**Data lines:**
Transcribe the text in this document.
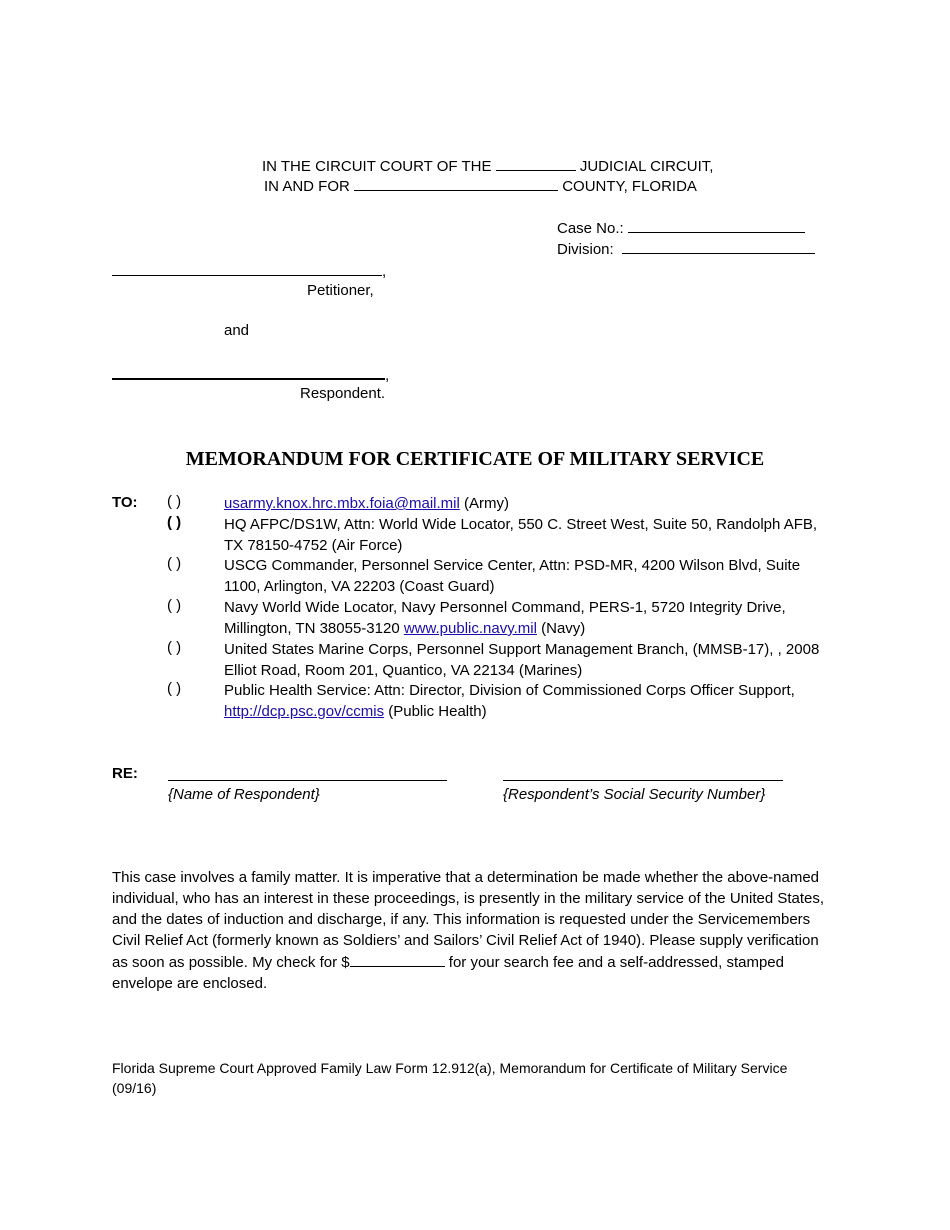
IN THE CIRCUIT COURT OF THE	JUDICIAL CIRCUIT,
IN AND FOR	COUNTY, FLORIDA
Case No.:
Division:
,
Petitioner,
and
,
Respondent.
MEMORANDUM FOR CERTIFICATE OF MILITARY SERVICE
TO: ( )	usarmy.knox.hrc.mbx.foia@mail.mil (Army)
( )	HQ AFPC/DS1W, Attn: World Wide Locator, 550 C. Street West, Suite 50, Randolph AFB, TX 78150-4752 (Air Force)
( )	USCG Commander, Personnel Service Center, Attn: PSD-MR, 4200 Wilson Blvd, Suite 1100, Arlington, VA 22203 (Coast Guard)
( )	Navy World Wide Locator, Navy Personnel Command, PERS-1, 5720 Integrity Drive, Millington, TN 38055-3120 www.public.navy.mil (Navy)
( )	United States Marine Corps, Personnel Support Management Branch, (MMSB-17), , 2008 Elliot Road, Room 201, Quantico, VA 22134 (Marines)
( )	Public Health Service: Attn: Director, Division of Commissioned Corps Officer Support, http://dcp.psc.gov/ccmis (Public Health)
RE:
{Name of Respondent}	{Respondent’s Social Security Number}
This case involves a family matter. It is imperative that a determination be made whether the above-named individual, who has an interest in these proceedings, is presently in the military service of the United States, and the dates of induction and discharge, if any. This information is requested under the Servicemembers Civil Relief Act (formerly known as Soldiers’ and Sailors’ Civil Relief Act of 1940). Please supply verification as soon as possible. My check for $	for your search fee and a self-addressed, stamped envelope are enclosed.
Florida Supreme Court Approved Family Law Form 12.912(a), Memorandum for Certificate of Military Service (09/16)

**What you will do:**
Make an exact copy of the data, leaving its pictures out.

**Full solution:**
Transcribe the text in this document.
IN THE CIRCUIT COURT OF THE	JUDICIAL CIRCUIT,
IN AND FOR	COUNTY, FLORIDA
Case No.:
Division:
,
Petitioner,
and
,
Respondent.
MEMORANDUM FOR CERTIFICATE OF MILITARY SERVICE
TO: ( )	usarmy.knox.hrc.mbx.foia@mail.mil (Army)
( )	HQ AFPC/DS1W, Attn: World Wide Locator, 550 C. Street West, Suite 50, Randolph AFB, TX 78150-4752 (Air Force)
( )	USCG Commander, Personnel Service Center, Attn: PSD-MR, 4200 Wilson Blvd, Suite 1100, Arlington, VA 22203 (Coast Guard)
( )	Navy World Wide Locator, Navy Personnel Command, PERS-1, 5720 Integrity Drive, Millington, TN 38055-3120 www.public.navy.mil (Navy)
( )	United States Marine Corps, Personnel Support Management Branch, (MMSB-17), , 2008 Elliot Road, Room 201, Quantico, VA 22134 (Marines)
( )	Public Health Service: Attn: Director, Division of Commissioned Corps Officer Support, http://dcp.psc.gov/ccmis (Public Health)
RE:
{Name of Respondent}	{Respondent’s Social Security Number}
This case involves a family matter. It is imperative that a determination be made whether the above-named individual, who has an interest in these proceedings, is presently in the military service of the United States, and the dates of induction and discharge, if any. This information is requested under the Servicemembers Civil Relief Act (formerly known as Soldiers’ and Sailors’ Civil Relief Act of 1940). Please supply verification as soon as possible. My check for $	for your search fee and a self-addressed, stamped envelope are enclosed.
Florida Supreme Court Approved Family Law Form 12.912(a), Memorandum for Certificate of Military Service (09/16)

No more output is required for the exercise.